--- START Listed entries ---

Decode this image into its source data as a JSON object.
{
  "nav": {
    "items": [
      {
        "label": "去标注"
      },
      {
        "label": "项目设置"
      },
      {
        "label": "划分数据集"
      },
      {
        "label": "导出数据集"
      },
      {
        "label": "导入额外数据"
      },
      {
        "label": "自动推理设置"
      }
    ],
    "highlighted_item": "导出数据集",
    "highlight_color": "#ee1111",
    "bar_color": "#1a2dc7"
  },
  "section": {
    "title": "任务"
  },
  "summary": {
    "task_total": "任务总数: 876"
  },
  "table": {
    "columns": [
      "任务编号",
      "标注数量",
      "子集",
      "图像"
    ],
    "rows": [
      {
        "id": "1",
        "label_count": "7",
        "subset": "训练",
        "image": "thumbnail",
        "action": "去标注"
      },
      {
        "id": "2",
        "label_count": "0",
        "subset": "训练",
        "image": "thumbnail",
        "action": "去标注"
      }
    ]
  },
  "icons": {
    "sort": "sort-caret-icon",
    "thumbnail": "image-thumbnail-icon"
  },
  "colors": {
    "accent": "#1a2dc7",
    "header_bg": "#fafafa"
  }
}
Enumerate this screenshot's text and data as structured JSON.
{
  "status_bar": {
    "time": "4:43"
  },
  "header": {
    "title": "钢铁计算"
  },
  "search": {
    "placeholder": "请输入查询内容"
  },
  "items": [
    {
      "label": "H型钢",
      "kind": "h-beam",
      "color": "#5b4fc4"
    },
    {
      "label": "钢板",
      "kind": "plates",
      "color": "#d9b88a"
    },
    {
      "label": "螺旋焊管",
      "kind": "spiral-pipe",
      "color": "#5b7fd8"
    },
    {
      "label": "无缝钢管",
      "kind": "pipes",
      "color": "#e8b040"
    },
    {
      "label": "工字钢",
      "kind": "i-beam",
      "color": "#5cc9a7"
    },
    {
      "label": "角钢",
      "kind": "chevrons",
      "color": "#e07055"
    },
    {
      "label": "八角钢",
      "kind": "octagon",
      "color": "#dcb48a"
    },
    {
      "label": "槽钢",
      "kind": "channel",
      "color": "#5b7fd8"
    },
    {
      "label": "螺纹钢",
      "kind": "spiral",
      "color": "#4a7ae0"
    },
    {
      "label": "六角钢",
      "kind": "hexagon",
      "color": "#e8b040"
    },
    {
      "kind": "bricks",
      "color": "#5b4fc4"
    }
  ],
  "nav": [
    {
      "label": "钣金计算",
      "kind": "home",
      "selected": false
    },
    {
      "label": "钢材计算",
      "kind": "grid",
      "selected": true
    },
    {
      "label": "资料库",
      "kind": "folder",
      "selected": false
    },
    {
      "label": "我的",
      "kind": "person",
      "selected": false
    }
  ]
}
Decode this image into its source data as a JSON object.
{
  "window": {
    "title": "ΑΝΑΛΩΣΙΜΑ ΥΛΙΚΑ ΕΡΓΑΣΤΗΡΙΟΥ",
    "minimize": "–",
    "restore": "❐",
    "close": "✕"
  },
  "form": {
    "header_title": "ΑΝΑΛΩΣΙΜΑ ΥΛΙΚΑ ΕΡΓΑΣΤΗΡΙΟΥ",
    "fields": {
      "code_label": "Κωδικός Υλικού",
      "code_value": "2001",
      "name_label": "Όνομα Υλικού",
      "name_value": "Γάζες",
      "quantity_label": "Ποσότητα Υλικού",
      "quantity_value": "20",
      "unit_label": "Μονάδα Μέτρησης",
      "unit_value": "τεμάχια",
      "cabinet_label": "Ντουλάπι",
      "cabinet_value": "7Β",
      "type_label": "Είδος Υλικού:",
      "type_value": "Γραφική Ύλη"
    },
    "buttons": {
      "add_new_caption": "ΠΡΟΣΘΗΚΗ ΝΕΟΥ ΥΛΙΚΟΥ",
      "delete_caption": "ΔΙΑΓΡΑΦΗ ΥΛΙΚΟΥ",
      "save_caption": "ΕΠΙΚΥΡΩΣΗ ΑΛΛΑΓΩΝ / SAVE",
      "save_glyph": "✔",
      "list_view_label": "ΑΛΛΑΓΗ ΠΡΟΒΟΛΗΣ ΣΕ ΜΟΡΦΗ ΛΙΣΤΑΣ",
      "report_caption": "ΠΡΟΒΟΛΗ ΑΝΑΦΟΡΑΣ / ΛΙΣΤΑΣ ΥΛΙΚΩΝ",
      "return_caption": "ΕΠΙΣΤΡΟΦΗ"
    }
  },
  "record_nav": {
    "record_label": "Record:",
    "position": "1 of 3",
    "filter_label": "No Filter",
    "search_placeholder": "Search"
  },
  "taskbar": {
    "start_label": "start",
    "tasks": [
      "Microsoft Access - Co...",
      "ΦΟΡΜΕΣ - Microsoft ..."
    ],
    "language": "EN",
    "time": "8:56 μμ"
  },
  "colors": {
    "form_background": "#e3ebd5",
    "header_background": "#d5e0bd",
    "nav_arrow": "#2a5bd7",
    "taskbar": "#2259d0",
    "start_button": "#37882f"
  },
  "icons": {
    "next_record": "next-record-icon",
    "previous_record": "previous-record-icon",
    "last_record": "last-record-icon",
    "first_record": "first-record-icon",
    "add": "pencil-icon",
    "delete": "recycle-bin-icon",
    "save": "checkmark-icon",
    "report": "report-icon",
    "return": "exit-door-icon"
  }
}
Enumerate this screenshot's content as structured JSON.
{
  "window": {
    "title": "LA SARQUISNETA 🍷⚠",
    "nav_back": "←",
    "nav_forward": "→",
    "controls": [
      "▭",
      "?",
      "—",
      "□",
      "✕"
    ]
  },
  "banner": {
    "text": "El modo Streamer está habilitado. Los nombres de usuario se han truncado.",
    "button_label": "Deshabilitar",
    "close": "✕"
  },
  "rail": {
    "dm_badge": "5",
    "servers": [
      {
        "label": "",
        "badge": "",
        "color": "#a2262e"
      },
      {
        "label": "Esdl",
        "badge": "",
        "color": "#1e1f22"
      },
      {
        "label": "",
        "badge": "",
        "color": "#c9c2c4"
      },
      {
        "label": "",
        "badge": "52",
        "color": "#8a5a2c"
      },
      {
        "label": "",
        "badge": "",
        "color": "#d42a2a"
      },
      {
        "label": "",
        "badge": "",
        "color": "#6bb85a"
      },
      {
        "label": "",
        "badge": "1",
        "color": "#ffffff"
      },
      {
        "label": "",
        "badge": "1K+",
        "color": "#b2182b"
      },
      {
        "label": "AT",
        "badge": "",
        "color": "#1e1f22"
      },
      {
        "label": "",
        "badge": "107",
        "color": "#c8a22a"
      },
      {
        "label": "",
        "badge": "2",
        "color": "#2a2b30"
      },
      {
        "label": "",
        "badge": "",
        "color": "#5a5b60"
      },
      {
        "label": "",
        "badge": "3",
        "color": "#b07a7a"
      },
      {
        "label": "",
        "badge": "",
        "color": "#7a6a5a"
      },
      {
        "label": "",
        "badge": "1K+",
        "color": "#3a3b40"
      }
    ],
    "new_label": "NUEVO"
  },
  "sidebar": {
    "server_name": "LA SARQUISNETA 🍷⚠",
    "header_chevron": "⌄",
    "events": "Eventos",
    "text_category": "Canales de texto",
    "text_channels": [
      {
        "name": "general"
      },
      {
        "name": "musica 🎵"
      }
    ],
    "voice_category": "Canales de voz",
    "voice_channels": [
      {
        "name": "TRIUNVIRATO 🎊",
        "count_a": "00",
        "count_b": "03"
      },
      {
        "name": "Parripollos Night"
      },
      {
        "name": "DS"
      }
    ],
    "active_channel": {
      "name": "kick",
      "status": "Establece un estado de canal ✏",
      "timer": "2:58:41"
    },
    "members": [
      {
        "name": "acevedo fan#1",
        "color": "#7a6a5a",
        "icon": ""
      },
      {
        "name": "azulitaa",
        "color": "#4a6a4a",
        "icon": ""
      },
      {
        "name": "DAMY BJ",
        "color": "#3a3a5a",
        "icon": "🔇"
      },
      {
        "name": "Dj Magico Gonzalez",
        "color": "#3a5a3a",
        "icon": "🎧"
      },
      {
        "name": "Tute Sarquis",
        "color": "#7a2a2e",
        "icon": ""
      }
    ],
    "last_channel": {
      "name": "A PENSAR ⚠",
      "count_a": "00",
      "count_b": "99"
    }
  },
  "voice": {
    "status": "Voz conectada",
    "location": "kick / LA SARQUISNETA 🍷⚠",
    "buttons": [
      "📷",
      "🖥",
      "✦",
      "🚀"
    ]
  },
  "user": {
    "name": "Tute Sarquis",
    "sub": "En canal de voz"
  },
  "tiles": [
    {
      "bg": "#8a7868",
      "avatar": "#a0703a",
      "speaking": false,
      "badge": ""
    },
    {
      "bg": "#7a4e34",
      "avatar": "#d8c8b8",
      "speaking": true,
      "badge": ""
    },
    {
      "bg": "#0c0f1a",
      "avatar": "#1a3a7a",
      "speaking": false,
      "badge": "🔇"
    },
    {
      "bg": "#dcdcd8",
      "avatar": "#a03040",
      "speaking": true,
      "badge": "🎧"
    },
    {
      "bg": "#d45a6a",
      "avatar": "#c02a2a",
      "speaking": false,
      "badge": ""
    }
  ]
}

--- END Listed entries ---

* **Task goal**
Extract all lines from the material above that include the word "SARQUISNETA".

* **Final result**
    "title": "LA SARQUISNETA 🍷⚠",
    "server_name": "LA SARQUISNETA 🍷⚠",
    "location": "kick / LA SARQUISNETA 🍷⚠",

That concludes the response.